### Work to be completed
Print the lines of the dataset excerpt below, starting with the first line and continuing up to and including the line with "diameter-label: Diameter: (11, 207, 81, 225)". Copy each one character for character.

### Dataset excerpt
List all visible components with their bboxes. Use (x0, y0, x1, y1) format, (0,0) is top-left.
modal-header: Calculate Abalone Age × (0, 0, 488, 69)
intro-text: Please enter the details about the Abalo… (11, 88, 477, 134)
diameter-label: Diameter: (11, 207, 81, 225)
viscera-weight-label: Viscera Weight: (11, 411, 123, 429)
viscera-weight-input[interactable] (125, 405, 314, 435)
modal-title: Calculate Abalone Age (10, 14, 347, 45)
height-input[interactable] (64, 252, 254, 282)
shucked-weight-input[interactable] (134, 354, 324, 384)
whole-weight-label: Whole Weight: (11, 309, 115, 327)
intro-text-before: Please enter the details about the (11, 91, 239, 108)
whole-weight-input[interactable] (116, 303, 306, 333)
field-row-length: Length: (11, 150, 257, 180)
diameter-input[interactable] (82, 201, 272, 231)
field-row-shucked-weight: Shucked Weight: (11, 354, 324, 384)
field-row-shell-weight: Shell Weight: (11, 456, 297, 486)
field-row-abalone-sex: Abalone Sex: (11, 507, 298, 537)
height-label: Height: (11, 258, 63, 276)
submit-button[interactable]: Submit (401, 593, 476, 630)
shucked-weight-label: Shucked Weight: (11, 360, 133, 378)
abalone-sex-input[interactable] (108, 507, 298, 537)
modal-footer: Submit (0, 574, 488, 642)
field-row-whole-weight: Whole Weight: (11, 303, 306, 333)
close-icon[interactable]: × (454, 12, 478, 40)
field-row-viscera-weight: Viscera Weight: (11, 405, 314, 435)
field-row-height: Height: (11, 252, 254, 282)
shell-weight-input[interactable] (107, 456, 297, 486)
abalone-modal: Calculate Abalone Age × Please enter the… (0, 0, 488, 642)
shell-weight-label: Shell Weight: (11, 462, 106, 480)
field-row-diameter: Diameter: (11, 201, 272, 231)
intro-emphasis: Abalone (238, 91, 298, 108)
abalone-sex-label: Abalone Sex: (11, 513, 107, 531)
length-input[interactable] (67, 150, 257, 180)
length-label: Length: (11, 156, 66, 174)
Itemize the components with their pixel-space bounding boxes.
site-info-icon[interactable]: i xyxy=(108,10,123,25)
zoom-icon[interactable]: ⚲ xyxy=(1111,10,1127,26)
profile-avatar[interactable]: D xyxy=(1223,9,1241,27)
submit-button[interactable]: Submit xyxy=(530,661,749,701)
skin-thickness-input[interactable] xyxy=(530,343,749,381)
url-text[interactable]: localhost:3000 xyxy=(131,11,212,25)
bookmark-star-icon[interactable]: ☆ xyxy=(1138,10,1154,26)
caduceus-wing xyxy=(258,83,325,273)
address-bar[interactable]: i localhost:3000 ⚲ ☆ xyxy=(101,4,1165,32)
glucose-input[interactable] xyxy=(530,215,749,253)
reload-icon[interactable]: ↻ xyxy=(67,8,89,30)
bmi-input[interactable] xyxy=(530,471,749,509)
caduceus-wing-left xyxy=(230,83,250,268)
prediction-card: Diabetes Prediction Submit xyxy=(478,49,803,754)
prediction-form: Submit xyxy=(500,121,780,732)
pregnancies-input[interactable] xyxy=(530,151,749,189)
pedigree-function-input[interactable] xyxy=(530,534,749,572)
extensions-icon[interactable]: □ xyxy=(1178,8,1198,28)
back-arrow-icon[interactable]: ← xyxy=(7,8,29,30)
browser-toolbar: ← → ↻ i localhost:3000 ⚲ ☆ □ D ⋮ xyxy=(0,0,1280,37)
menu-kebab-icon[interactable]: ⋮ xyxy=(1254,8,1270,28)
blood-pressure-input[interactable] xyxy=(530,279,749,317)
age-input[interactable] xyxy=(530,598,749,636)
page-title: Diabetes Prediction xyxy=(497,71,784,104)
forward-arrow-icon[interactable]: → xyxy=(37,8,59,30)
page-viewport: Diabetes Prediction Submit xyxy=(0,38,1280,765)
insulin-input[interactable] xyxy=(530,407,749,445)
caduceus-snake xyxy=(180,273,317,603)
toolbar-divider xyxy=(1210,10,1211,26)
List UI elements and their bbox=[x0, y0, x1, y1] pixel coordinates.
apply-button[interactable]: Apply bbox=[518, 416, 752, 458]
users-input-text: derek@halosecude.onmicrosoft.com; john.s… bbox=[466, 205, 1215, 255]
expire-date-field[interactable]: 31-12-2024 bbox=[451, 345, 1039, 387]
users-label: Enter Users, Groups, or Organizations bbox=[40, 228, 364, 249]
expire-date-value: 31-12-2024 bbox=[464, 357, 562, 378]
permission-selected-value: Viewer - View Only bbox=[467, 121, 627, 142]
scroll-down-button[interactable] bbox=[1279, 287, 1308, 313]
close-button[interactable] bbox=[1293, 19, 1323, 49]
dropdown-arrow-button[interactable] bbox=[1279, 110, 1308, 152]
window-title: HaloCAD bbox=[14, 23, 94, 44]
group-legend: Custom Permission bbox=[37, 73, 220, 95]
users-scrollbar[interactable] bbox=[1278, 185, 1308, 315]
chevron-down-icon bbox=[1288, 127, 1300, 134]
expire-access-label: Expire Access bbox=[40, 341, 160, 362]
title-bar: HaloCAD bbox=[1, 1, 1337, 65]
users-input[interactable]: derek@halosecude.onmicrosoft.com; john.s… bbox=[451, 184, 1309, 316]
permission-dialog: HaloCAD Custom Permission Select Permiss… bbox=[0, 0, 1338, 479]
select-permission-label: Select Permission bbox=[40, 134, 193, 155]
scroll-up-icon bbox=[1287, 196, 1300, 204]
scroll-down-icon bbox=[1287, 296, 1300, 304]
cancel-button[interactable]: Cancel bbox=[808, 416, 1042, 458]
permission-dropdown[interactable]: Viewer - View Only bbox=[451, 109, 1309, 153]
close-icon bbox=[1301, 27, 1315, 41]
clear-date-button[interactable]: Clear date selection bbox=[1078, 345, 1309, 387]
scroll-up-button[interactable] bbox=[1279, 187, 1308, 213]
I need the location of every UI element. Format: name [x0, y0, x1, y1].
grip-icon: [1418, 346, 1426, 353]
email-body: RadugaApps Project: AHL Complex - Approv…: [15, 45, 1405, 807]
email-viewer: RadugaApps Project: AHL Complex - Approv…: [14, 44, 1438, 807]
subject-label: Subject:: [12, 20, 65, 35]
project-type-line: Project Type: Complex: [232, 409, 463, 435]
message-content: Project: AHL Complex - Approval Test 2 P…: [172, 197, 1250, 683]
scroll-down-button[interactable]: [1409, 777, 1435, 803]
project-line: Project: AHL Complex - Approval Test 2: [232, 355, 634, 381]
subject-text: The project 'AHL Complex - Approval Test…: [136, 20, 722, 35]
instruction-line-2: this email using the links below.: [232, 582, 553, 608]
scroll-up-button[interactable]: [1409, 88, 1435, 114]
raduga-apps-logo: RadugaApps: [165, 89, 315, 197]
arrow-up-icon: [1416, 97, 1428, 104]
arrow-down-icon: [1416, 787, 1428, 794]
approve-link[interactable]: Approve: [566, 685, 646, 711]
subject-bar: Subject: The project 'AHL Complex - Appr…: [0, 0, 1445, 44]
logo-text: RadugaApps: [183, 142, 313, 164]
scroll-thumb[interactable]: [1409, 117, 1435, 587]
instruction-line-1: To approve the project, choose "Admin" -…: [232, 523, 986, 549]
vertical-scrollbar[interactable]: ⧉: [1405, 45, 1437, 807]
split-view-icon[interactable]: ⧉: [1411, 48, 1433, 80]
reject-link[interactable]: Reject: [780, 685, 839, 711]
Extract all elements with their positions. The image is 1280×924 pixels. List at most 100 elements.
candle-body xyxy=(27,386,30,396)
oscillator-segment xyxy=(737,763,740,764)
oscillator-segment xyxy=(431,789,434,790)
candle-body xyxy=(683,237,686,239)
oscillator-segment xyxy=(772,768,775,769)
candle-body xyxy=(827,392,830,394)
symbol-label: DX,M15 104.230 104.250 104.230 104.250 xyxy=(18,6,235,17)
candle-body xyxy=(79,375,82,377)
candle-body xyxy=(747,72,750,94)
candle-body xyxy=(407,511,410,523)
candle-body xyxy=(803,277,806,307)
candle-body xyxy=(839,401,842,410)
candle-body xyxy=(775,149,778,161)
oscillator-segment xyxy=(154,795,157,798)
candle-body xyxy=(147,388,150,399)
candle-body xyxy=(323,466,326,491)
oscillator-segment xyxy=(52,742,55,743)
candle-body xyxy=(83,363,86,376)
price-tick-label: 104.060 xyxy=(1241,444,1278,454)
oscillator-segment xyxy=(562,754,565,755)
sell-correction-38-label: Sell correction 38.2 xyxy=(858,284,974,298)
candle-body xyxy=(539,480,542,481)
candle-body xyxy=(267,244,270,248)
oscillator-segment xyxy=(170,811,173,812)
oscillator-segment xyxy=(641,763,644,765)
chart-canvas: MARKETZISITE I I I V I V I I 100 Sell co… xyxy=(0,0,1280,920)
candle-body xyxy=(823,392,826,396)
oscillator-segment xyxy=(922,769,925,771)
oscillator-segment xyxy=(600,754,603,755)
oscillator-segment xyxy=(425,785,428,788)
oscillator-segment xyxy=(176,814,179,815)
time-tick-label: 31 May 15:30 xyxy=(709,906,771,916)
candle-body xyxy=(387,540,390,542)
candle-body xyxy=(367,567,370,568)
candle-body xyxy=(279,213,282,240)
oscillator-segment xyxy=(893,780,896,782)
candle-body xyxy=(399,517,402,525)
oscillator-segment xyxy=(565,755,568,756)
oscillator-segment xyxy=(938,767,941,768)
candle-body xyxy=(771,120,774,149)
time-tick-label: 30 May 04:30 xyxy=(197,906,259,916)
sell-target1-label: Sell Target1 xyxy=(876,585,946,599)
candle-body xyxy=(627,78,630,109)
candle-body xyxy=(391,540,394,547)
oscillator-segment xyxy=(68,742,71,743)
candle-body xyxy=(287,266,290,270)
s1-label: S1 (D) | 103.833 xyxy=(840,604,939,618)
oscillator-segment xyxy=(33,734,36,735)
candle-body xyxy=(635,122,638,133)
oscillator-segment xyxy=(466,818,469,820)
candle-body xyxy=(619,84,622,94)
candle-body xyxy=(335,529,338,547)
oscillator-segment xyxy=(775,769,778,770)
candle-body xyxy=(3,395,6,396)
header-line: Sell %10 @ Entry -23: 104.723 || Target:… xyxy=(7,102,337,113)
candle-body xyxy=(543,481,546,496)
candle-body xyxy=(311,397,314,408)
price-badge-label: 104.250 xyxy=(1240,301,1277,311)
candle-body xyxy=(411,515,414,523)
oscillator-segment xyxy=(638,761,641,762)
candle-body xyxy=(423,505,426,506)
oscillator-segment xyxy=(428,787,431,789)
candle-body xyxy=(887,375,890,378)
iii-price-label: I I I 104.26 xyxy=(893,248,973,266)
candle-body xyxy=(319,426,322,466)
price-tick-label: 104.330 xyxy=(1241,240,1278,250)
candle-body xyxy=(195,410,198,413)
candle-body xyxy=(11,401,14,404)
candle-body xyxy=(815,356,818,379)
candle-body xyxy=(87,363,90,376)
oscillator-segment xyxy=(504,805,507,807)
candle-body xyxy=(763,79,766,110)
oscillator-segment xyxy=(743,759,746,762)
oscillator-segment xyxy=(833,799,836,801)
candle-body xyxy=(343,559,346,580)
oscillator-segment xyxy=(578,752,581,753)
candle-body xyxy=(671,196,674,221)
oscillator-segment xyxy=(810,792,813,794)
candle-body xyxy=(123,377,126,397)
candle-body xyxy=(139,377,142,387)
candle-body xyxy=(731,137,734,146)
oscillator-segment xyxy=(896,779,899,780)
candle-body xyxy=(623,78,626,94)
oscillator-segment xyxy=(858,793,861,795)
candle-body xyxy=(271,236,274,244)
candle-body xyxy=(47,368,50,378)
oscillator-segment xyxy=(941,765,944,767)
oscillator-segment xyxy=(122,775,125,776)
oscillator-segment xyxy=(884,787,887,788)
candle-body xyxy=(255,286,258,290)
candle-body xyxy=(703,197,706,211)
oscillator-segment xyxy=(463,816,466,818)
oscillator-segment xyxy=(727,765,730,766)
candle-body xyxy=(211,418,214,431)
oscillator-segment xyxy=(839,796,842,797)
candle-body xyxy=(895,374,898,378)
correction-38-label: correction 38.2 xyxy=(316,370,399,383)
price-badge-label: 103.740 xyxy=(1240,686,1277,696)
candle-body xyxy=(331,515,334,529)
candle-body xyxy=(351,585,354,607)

### Answer to the problem
List all visible components with their bboxes. Use (x0, y0, x1, y1) format, (0,0) is top-left.
modal-header: Calculate Abalone Age × (0, 0, 488, 69)
intro-text: Please enter the details about the Abalo… (11, 88, 477, 134)
diameter-label: Diameter: (11, 207, 81, 225)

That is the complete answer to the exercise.